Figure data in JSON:
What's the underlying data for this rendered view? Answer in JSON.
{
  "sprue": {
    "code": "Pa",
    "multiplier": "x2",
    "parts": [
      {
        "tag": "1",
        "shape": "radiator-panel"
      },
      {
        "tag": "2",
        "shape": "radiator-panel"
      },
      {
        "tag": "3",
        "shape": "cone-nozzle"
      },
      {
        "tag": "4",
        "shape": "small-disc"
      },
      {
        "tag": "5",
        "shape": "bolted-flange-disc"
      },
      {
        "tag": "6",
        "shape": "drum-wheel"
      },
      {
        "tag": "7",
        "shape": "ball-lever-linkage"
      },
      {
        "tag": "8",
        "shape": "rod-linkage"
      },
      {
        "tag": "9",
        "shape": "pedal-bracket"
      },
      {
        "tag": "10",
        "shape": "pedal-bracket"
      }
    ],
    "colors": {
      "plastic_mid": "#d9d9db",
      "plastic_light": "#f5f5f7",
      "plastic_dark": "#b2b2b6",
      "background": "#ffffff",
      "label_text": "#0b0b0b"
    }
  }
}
* * *
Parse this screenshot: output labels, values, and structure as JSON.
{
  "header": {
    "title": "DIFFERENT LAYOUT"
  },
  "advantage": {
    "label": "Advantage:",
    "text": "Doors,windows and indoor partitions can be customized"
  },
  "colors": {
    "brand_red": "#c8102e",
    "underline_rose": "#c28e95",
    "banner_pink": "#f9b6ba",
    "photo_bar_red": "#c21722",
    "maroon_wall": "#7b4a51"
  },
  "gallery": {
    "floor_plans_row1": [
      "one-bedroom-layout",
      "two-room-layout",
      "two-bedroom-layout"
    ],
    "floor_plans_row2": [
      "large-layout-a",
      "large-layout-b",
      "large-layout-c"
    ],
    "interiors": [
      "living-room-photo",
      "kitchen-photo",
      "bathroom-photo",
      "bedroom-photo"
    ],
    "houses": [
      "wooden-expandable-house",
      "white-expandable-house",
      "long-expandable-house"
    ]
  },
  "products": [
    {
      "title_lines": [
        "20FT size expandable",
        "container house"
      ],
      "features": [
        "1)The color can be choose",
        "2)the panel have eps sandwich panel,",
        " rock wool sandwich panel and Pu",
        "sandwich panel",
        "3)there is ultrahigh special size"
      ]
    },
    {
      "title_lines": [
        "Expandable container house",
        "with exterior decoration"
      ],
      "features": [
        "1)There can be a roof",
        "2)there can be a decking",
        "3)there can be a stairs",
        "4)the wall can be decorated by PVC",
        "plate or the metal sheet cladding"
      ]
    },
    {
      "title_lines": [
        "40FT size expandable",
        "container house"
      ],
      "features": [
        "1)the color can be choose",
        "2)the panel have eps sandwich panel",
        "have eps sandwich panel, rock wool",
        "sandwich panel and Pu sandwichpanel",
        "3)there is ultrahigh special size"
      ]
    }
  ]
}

Required task: Identify every line where the string "disc" appears.

Response:
        "shape": "small-disc"
        "shape": "bolted-flange-disc"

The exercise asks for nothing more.